Task brief | Write each line out again exactly as written.

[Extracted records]

----

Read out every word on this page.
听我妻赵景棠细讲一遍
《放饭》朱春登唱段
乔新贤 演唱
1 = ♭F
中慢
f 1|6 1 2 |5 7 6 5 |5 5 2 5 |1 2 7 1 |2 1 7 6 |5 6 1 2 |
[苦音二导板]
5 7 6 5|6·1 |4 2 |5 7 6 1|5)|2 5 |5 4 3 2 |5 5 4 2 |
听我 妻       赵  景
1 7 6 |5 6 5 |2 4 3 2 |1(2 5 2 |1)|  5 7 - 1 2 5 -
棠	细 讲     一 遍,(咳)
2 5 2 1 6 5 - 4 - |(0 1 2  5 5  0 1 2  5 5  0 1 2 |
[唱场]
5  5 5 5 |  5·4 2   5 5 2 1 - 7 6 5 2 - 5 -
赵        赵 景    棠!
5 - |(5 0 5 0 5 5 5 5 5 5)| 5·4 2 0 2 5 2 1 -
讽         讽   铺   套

----

Solution to this exercise |
Read out every word on this page.
听我妻赵景棠细讲一遍
《放饭》朱春登唱段
乔新贤 演唱
1 = ♭F
中慢
f 1|6 1 2 |5 7 6 5 |5 5 2 5 |1 2 7 1 |2 1 7 6 |5 6 1 2 |
[苦音二导板]
5 7 6 5|6·1 |4 2 |5 7 6 1|5)|2 5 |5 4 3 2 |5 5 4 2 |
听我 妻       赵  景
1 7 6 |5 6 5 |2 4 3 2 |1(2 5 2 |1)|  5 7 - 1 2 5 -
棠	细 讲     一 遍,(咳)
2 5 2 1 6 5 - 4 - |(0 1 2  5 5  0 1 2  5 5  0 1 2 |
[唱场]
5  5 5 5 |  5·4 2   5 5 2 1 - 7 6 5 2 - 5 -
赵        赵 景    棠!
5 - |(5 0 5 0 5 5 5 5 5 5)| 5·4 2 0 2 5 2 1 -
讽         讽   铺   套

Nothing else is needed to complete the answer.